Objective:
Reproduce without change the rows from the first one through the row containing "994, 472, 996]", including that row.

— START —

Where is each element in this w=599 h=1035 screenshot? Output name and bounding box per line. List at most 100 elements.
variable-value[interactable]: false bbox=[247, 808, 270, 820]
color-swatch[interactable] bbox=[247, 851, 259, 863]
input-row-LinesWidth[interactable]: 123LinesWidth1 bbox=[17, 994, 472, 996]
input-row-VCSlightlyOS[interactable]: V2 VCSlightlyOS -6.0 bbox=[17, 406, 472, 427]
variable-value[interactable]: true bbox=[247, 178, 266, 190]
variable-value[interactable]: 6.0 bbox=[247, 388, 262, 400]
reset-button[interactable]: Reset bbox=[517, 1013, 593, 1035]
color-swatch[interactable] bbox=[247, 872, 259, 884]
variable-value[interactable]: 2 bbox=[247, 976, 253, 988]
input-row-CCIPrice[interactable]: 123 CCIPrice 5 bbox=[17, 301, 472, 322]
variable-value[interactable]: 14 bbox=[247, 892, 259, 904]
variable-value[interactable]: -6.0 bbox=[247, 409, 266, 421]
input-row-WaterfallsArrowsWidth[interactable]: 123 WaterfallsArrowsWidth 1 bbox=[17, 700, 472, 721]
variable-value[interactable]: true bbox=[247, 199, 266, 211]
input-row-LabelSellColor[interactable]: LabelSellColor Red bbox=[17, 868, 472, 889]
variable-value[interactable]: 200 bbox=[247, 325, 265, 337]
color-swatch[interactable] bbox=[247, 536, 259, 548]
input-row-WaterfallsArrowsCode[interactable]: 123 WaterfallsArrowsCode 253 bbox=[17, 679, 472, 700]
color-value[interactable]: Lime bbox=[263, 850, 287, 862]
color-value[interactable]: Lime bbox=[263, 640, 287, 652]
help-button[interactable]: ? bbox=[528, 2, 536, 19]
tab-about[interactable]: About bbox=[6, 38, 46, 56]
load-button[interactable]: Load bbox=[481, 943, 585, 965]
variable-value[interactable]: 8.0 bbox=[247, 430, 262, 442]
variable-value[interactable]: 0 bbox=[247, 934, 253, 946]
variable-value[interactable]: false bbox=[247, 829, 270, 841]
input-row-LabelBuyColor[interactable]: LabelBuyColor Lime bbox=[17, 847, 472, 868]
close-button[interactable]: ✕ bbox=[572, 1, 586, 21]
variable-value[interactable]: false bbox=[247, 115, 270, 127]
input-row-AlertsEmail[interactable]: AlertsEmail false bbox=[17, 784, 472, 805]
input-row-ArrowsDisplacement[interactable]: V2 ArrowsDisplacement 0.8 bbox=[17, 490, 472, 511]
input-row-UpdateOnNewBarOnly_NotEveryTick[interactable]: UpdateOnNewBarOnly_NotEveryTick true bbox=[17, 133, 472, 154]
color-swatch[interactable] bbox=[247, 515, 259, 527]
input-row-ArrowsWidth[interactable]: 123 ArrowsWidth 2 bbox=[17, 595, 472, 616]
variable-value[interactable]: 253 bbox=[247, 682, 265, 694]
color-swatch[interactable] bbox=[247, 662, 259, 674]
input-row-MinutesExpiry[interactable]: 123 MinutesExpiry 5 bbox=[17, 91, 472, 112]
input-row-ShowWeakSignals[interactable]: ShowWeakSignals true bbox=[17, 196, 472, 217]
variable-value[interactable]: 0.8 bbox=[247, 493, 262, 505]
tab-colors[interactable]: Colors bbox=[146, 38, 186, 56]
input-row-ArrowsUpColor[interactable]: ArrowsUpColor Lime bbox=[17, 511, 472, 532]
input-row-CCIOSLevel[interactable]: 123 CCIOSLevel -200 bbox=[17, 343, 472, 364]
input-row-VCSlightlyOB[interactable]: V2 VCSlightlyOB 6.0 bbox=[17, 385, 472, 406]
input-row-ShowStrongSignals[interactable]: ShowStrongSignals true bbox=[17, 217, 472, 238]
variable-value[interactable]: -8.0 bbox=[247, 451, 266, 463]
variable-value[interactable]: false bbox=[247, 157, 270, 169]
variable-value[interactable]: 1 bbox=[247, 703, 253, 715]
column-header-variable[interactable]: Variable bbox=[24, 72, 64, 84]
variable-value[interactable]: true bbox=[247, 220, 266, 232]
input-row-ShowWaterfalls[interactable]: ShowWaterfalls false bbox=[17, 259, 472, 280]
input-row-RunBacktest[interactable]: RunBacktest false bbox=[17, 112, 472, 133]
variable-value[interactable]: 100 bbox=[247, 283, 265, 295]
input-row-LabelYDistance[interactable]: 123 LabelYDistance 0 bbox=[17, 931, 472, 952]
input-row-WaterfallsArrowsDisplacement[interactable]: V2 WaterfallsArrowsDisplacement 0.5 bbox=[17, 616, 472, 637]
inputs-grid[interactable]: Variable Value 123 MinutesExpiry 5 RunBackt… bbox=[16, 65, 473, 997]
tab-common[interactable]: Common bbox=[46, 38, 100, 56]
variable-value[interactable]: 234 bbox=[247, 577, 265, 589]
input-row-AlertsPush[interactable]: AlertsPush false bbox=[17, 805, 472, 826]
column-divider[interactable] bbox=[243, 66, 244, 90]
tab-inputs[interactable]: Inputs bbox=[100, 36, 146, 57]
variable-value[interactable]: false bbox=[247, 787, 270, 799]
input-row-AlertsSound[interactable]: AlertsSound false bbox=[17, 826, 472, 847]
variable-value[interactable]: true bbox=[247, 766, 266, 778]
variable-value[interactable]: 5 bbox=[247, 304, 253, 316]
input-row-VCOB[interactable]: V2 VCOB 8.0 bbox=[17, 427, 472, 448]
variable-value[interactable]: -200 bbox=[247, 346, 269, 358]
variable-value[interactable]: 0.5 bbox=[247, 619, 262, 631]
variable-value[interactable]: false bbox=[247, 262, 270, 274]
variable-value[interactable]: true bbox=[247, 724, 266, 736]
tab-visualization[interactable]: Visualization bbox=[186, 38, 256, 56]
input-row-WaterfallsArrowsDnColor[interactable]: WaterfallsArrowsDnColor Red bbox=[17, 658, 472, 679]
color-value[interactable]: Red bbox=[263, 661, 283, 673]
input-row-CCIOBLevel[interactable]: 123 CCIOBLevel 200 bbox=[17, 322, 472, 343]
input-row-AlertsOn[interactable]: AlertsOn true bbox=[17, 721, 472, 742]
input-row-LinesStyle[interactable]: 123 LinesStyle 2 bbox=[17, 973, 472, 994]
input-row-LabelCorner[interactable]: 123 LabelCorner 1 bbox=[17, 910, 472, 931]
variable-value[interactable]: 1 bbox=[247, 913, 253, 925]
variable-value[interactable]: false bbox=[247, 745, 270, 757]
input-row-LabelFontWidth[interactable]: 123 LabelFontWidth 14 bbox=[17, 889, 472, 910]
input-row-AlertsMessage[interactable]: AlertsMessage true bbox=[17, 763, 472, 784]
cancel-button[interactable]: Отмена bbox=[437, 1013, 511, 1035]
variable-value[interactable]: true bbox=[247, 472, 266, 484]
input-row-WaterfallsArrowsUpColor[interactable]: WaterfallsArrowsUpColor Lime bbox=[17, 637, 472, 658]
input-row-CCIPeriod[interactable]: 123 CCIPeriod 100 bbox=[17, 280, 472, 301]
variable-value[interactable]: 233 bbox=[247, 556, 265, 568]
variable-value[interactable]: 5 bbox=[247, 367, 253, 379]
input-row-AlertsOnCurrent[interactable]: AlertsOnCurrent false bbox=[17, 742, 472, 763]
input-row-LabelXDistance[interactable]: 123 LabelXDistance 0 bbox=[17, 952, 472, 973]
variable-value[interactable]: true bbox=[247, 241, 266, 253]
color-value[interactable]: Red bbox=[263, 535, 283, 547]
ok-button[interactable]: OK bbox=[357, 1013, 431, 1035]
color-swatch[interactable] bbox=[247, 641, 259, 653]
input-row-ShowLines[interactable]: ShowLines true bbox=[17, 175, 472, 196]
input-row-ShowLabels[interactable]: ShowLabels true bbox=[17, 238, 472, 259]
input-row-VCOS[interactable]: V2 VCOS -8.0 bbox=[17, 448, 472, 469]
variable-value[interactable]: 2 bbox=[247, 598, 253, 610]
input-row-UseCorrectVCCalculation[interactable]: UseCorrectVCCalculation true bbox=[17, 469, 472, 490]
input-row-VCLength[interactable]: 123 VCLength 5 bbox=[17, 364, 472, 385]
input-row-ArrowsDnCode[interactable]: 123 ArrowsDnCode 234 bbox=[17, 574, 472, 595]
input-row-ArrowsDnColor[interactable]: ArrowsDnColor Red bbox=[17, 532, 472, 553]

— END —

Solution for this exercise:
Where is each element in this w=599 h=1035 screenshot? Output name and bounding box per line. List at most 100 elements.
variable-value[interactable]: false bbox=[247, 808, 270, 820]
color-swatch[interactable] bbox=[247, 851, 259, 863]
input-row-LinesWidth[interactable]: 123LinesWidth1 bbox=[17, 994, 472, 996]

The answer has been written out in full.